> WHAT TO DO: Make an exact copy of all the material below, apart from the pictures.

> RECORDS PROVIDED:
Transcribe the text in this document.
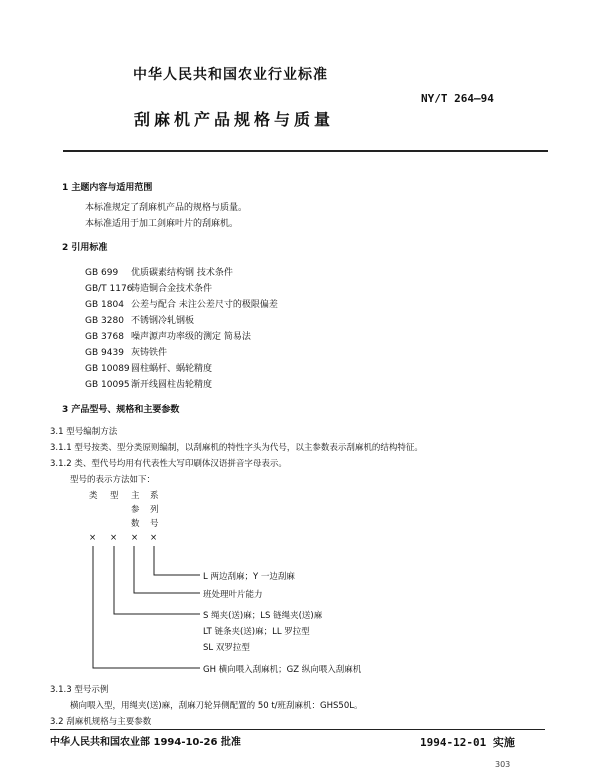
中华人民共和国农业行业标准
NY/T 264—94
刮麻机产品规格与质量
1 主题内容与适用范围
本标准规定了刮麻机产品的规格与质量。
本标准适用于加工剑麻叶片的刮麻机。
2 引用标准
GB 699 优质碳素结构钢 技术条件
GB/T 1176铸造铜合金技术条件
GB 1804 公差与配合 未注公差尺寸的极限偏差
GB 3280 不锈钢冷轧钢板
GB 3768 噪声源声功率级的测定 简易法
GB 9439 灰铸铁件
GB 10089圆柱蜗杆、蜗轮精度
GB 10095渐开线圆柱齿轮精度
3 产品型号、规格和主要参数
3.1 型号编制方法
3.1.1 型号按类、型分类原则编制，以刮麻机的特性字头为代号，以主参数表示刮麻机的结构特征。
3.1.2 类、型代号均用有代表性大写印刷体汉语拼音字母表示。
型号的表示方法如下：
类 型 主 系
参 列
数 号
× × × ×
L 两边刮麻；Y 一边刮麻
班处理叶片能力
S 绳夹(送)麻；LS 链绳夹(送)麻
LT 链条夹(送)麻；LL 罗拉型
SL 双罗拉型
GH 横向喂入刮麻机；GZ 纵向喂入刮麻机
3.1.3 型号示例
横向喂入型，用绳夹(送)麻，刮麻刀轮异侧配置的 50 t/班刮麻机：GHS50L。
3.2 刮麻机规格与主要参数
中华人民共和国农业部 1994-10-26 批准	1994-12-01 实施
303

> ANSWER TO THE TASK:
Transcribe the text in this document.
中华人民共和国农业行业标准
NY/T 264—94
刮麻机产品规格与质量
1 主题内容与适用范围
本标准规定了刮麻机产品的规格与质量。
本标准适用于加工剑麻叶片的刮麻机。
2 引用标准
GB 699 优质碳素结构钢 技术条件
GB/T 1176铸造铜合金技术条件
GB 1804 公差与配合 未注公差尺寸的极限偏差
GB 3280 不锈钢冷轧钢板
GB 3768 噪声源声功率级的测定 简易法
GB 9439 灰铸铁件
GB 10089圆柱蜗杆、蜗轮精度
GB 10095渐开线圆柱齿轮精度
3 产品型号、规格和主要参数
3.1 型号编制方法
3.1.1 型号按类、型分类原则编制，以刮麻机的特性字头为代号，以主参数表示刮麻机的结构特征。
3.1.2 类、型代号均用有代表性大写印刷体汉语拼音字母表示。
型号的表示方法如下：
类 型 主 系
参 列
数 号
× × × ×
L 两边刮麻；Y 一边刮麻
班处理叶片能力
S 绳夹(送)麻；LS 链绳夹(送)麻
LT 链条夹(送)麻；LL 罗拉型
SL 双罗拉型
GH 横向喂入刮麻机；GZ 纵向喂入刮麻机
3.1.3 型号示例
横向喂入型，用绳夹(送)麻，刮麻刀轮异侧配置的 50 t/班刮麻机：GHS50L。
3.2 刮麻机规格与主要参数
中华人民共和国农业部 1994-10-26 批准	1994-12-01 实施
303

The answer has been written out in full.